- [INFORMATION SUPPLIED]
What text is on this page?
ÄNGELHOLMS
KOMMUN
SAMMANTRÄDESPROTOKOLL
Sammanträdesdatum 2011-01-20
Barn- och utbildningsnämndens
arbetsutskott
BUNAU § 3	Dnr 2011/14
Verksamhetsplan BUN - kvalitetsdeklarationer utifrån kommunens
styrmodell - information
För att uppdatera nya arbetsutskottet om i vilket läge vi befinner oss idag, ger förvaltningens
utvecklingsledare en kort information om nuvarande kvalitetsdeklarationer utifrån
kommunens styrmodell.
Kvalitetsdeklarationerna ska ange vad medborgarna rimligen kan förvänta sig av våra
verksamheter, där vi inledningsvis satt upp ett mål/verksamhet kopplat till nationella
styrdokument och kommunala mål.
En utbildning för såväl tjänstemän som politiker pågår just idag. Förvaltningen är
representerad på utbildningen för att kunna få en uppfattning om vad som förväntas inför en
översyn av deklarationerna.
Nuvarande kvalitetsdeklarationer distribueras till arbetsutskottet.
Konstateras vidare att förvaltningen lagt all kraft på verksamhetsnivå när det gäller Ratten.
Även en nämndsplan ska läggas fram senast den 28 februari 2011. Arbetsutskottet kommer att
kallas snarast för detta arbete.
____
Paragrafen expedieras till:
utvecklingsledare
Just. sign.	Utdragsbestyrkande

- [GOAL]
All the data must be duplicated exactly, with nothing added or removed.

- [CORRECT OUTPUT]
What text is on this page?
ÄNGELHOLMS
KOMMUN
SAMMANTRÄDESPROTOKOLL
Sammanträdesdatum 2011-01-20
Barn- och utbildningsnämndens
arbetsutskott
BUNAU § 3	Dnr 2011/14
Verksamhetsplan BUN - kvalitetsdeklarationer utifrån kommunens
styrmodell - information
För att uppdatera nya arbetsutskottet om i vilket läge vi befinner oss idag, ger förvaltningens
utvecklingsledare en kort information om nuvarande kvalitetsdeklarationer utifrån
kommunens styrmodell.
Kvalitetsdeklarationerna ska ange vad medborgarna rimligen kan förvänta sig av våra
verksamheter, där vi inledningsvis satt upp ett mål/verksamhet kopplat till nationella
styrdokument och kommunala mål.
En utbildning för såväl tjänstemän som politiker pågår just idag. Förvaltningen är
representerad på utbildningen för att kunna få en uppfattning om vad som förväntas inför en
översyn av deklarationerna.
Nuvarande kvalitetsdeklarationer distribueras till arbetsutskottet.
Konstateras vidare att förvaltningen lagt all kraft på verksamhetsnivå när det gäller Ratten.
Även en nämndsplan ska läggas fram senast den 28 februari 2011. Arbetsutskottet kommer att
kallas snarast för detta arbete.
____
Paragrafen expedieras till:
utvecklingsledare
Just. sign.	Utdragsbestyrkande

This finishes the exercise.